> [Instructions for the task]:
From the records below, copy every line that contains the word "What".

A block of data:
****************

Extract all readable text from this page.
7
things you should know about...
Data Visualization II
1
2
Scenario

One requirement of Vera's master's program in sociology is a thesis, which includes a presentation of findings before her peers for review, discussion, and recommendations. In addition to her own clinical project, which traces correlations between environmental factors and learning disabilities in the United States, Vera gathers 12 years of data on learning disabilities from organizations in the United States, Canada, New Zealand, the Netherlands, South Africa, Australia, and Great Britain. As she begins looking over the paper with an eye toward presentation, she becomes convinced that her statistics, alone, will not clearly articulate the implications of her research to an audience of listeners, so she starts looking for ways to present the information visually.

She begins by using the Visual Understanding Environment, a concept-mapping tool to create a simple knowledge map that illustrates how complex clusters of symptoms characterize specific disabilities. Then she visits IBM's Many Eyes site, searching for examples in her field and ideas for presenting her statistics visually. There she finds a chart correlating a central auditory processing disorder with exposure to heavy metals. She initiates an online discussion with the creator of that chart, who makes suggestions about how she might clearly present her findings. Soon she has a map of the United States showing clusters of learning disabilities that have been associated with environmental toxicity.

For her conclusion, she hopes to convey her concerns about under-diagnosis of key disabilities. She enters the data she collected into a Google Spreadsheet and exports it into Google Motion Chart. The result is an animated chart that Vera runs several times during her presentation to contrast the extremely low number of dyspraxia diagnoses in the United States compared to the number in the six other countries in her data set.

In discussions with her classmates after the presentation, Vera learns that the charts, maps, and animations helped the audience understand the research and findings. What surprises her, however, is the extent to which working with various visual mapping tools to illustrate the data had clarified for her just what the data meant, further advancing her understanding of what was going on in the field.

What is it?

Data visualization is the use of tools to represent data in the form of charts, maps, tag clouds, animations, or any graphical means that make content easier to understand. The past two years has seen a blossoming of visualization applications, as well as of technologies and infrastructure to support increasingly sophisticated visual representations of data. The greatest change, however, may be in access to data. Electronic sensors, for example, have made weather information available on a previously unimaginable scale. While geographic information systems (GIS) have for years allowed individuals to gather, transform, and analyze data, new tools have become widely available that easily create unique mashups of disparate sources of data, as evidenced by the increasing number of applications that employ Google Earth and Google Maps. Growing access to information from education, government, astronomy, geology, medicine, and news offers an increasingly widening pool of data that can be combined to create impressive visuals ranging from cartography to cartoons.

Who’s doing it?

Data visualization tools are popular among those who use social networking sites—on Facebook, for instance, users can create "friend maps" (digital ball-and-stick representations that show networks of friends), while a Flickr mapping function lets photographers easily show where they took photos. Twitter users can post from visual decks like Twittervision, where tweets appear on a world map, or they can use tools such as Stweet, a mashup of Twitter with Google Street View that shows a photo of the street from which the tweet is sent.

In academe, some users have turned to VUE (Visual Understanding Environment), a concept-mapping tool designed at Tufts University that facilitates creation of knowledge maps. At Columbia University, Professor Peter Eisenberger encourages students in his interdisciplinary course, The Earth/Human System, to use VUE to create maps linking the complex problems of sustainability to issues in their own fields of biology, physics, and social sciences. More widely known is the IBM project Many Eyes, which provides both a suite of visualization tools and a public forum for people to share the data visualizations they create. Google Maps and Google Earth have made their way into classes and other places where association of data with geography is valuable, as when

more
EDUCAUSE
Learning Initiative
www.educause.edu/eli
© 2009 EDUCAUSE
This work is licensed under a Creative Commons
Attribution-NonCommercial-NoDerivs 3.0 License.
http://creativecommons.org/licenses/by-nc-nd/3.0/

****************

> [Written solution]:
In discussions with her classmates after the presentation, Vera learns that the charts, maps, and animations helped the audience understand the research and findings. What surprises her, however, is the extent to which working with various visual mapping tools to illustrate the data had clarified for her just what the data meant, further advancing her understanding of what was going on in the field.
What is it?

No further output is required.